--- START ---

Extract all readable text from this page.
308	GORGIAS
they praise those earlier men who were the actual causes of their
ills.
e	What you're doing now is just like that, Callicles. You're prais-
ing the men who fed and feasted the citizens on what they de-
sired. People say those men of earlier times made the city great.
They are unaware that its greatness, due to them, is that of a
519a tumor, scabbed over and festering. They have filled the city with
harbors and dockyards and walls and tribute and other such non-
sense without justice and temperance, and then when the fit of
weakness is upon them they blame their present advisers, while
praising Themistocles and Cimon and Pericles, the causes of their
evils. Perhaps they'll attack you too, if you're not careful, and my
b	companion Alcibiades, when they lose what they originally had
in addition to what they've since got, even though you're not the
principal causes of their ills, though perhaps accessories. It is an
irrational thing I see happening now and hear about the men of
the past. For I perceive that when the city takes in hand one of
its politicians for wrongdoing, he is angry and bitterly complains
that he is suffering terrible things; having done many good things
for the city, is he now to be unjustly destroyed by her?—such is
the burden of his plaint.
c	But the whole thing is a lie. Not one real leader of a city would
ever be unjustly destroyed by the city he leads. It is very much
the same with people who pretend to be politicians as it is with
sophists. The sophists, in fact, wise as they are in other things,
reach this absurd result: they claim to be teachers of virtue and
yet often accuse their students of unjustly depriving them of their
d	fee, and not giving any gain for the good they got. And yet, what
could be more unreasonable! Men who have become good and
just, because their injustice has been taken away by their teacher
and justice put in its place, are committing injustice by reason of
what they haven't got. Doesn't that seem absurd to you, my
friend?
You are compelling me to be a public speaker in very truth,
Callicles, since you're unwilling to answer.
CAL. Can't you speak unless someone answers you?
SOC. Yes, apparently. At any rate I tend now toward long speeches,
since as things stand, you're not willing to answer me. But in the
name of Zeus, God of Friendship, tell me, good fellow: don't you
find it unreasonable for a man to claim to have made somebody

--- END ---

Reproduce the entries exactly, each one as given.

> _Result below_:
Extract all readable text from this page.
308	GORGIAS
they praise those earlier men who were the actual causes of their
ills.
e	What you're doing now is just like that, Callicles. You're prais-
ing the men who fed and feasted the citizens on what they de-
sired. People say those men of earlier times made the city great.
They are unaware that its greatness, due to them, is that of a
519a tumor, scabbed over and festering. They have filled the city with
harbors and dockyards and walls and tribute and other such non-
sense without justice and temperance, and then when the fit of
weakness is upon them they blame their present advisers, while
praising Themistocles and Cimon and Pericles, the causes of their
evils. Perhaps they'll attack you too, if you're not careful, and my
b	companion Alcibiades, when they lose what they originally had
in addition to what they've since got, even though you're not the
principal causes of their ills, though perhaps accessories. It is an
irrational thing I see happening now and hear about the men of
the past. For I perceive that when the city takes in hand one of
its politicians for wrongdoing, he is angry and bitterly complains
that he is suffering terrible things; having done many good things
for the city, is he now to be unjustly destroyed by her?—such is
the burden of his plaint.
c	But the whole thing is a lie. Not one real leader of a city would
ever be unjustly destroyed by the city he leads. It is very much
the same with people who pretend to be politicians as it is with
sophists. The sophists, in fact, wise as they are in other things,
reach this absurd result: they claim to be teachers of virtue and
yet often accuse their students of unjustly depriving them of their
d	fee, and not giving any gain for the good they got. And yet, what
could be more unreasonable! Men who have become good and
just, because their injustice has been taken away by their teacher
and justice put in its place, are committing injustice by reason of
what they haven't got. Doesn't that seem absurd to you, my
friend?
You are compelling me to be a public speaker in very truth,
Callicles, since you're unwilling to answer.
CAL. Can't you speak unless someone answers you?
SOC. Yes, apparently. At any rate I tend now toward long speeches,
since as things stand, you're not willing to answer me. But in the
name of Zeus, God of Friendship, tell me, good fellow: don't you
find it unreasonable for a man to claim to have made somebody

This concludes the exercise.